-------- Dataset excerpts
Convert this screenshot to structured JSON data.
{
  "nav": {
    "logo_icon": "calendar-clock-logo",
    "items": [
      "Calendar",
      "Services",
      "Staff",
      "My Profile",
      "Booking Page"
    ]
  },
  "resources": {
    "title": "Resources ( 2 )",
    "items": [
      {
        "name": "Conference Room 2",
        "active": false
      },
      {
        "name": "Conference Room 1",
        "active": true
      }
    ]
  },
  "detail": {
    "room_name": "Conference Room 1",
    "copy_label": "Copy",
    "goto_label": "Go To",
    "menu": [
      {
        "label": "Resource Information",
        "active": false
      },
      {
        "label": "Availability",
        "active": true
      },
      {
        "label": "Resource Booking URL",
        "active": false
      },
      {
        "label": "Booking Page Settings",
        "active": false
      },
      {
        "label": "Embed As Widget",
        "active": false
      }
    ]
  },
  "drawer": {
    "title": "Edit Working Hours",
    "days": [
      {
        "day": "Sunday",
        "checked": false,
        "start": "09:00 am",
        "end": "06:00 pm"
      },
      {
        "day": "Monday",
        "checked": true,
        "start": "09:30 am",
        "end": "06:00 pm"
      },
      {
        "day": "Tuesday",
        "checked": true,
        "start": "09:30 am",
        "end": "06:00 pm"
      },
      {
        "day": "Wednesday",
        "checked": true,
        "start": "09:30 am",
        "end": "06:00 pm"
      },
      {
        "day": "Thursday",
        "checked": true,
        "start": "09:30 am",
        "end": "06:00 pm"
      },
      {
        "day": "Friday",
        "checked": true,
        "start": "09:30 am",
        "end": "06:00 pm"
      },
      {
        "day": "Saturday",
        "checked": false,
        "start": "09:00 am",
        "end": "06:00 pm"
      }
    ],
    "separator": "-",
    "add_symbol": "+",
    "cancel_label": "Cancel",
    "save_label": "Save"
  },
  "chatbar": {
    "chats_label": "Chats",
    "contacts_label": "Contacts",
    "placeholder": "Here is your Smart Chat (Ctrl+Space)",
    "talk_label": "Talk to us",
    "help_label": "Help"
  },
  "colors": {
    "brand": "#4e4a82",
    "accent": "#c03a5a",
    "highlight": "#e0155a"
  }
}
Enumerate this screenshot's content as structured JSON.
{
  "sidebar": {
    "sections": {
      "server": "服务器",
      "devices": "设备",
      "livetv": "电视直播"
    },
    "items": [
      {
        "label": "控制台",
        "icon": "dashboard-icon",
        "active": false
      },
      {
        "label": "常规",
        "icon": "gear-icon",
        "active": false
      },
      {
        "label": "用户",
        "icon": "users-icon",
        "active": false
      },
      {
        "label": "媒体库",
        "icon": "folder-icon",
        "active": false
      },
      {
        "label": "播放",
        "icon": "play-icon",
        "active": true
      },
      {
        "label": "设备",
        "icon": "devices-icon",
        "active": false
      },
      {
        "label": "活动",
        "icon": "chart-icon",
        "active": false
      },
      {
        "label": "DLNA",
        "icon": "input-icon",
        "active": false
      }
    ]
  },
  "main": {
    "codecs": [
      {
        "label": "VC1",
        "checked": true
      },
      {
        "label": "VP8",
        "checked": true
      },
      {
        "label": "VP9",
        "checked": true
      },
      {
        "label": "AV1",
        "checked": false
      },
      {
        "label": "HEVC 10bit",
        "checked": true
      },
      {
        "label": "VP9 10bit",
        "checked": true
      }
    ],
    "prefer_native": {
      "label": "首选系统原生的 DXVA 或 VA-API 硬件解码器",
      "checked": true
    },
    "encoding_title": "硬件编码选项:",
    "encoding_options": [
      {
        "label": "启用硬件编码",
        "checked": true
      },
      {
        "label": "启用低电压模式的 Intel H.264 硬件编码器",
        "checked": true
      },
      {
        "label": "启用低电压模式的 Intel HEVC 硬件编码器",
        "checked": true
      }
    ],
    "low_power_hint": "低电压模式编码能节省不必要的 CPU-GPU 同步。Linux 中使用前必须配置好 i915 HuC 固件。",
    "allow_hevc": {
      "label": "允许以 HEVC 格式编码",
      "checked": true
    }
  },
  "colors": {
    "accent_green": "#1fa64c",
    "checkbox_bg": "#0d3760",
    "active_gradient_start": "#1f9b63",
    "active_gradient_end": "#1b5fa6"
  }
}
----------------
**Written exercise**
Each record should come back exactly as written.

**Answer for this exercise**
Convert this screenshot to structured JSON data.
{
  "nav": {
    "logo_icon": "calendar-clock-logo",
    "items": [
      "Calendar",
      "Services",
      "Staff",
      "My Profile",
      "Booking Page"
    ]
  },
  "resources": {
    "title": "Resources ( 2 )",
    "items": [
      {
        "name": "Conference Room 2",
        "active": false
      },
      {
        "name": "Conference Room 1",
        "active": true
      }
    ]
  },
  "detail": {
    "room_name": "Conference Room 1",
    "copy_label": "Copy",
    "goto_label": "Go To",
    "menu": [
      {
        "label": "Resource Information",
        "active": false
      },
      {
        "label": "Availability",
        "active": true
      },
      {
        "label": "Resource Booking URL",
        "active": false
      },
      {
        "label": "Booking Page Settings",
        "active": false
      },
      {
        "label": "Embed As Widget",
        "active": false
      }
    ]
  },
  "drawer": {
    "title": "Edit Working Hours",
    "days": [
      {
        "day": "Sunday",
        "checked": false,
        "start": "09:00 am",
        "end": "06:00 pm"
      },
      {
        "day": "Monday",
        "checked": true,
        "start": "09:30 am",
        "end": "06:00 pm"
      },
      {
        "day": "Tuesday",
        "checked": true,
        "start": "09:30 am",
        "end": "06:00 pm"
      },
      {
        "day": "Wednesday",
        "checked": true,
        "start": "09:30 am",
        "end": "06:00 pm"
      },
      {
        "day": "Thursday",
        "checked": true,
        "start": "09:30 am",
        "end": "06:00 pm"
      },
      {
        "day": "Friday",
        "checked": true,
        "start": "09:30 am",
        "end": "06:00 pm"
      },
      {
        "day": "Saturday",
        "checked": false,
        "start": "09:00 am",
        "end": "06:00 pm"
      }
    ],
    "separator": "-",
    "add_symbol": "+",
    "cancel_label": "Cancel",
    "save_label": "Save"
  },
  "chatbar": {
    "chats_label": "Chats",
    "contacts_label": "Contacts",
    "placeholder": "Here is your Smart Chat (Ctrl+Space)",
    "talk_label": "Talk to us",
    "help_label": "Help"
  },
  "colors": {
    "brand": "#4e4a82",
    "accent": "#c03a5a",
    "highlight": "#e0155a"
  }
}
Enumerate this screenshot's content as structured JSON.
{
  "sidebar": {
    "sections": {
      "server": "服务器",
      "devices": "设备",
      "livetv": "电视直播"
    },
    "items": [
      {
        "label": "控制台",
        "icon": "dashboard-icon",
        "active": false
      },
      {
        "label": "常规",
        "icon": "gear-icon",
        "active": false
      },
      {
        "label": "用户",
        "icon": "users-icon",
        "active": false
      },
      {
        "label": "媒体库",
        "icon": "folder-icon",
        "active": false
      },
      {
        "label": "播放",
        "icon": "play-icon",
        "active": true
      },
      {
        "label": "设备",
        "icon": "devices-icon",
        "active": false
      },
      {
        "label": "活动",
        "icon": "chart-icon",
        "active": false
      },
      {
        "label": "DLNA",
        "icon": "input-icon",
        "active": false
      }
    ]
  },
  "main": {
    "codecs": [
      {
        "label": "VC1",
        "checked": true
      },
      {
        "label": "VP8",
        "checked": true
      },
      {
        "label": "VP9",
        "checked": true
      },
      {
        "label": "AV1",
        "checked": false
      },
      {
        "label": "HEVC 10bit",
        "checked": true
      },
      {
        "label": "VP9 10bit",
        "checked": true
      }
    ],
    "prefer_native": {
      "label": "首选系统原生的 DXVA 或 VA-API 硬件解码器",
      "checked": true
    },
    "encoding_title": "硬件编码选项:",
    "encoding_options": [
      {
        "label": "启用硬件编码",
        "checked": true
      },
      {
        "label": "启用低电压模式的 Intel H.264 硬件编码器",
        "checked": true
      },
      {
        "label": "启用低电压模式的 Intel HEVC 硬件编码器",
        "checked": true
      }
    ],
    "low_power_hint": "低电压模式编码能节省不必要的 CPU-GPU 同步。Linux 中使用前必须配置好 i915 HuC 固件。",
    "allow_hevc": {
      "label": "允许以 HEVC 格式编码",
      "checked": true
    }
  },
  "colors": {
    "accent_green": "#1fa64c",
    "checkbox_bg": "#0d3760",
    "active_gradient_start": "#1f9b63",
    "active_gradient_end": "#1b5fa6"
  }
}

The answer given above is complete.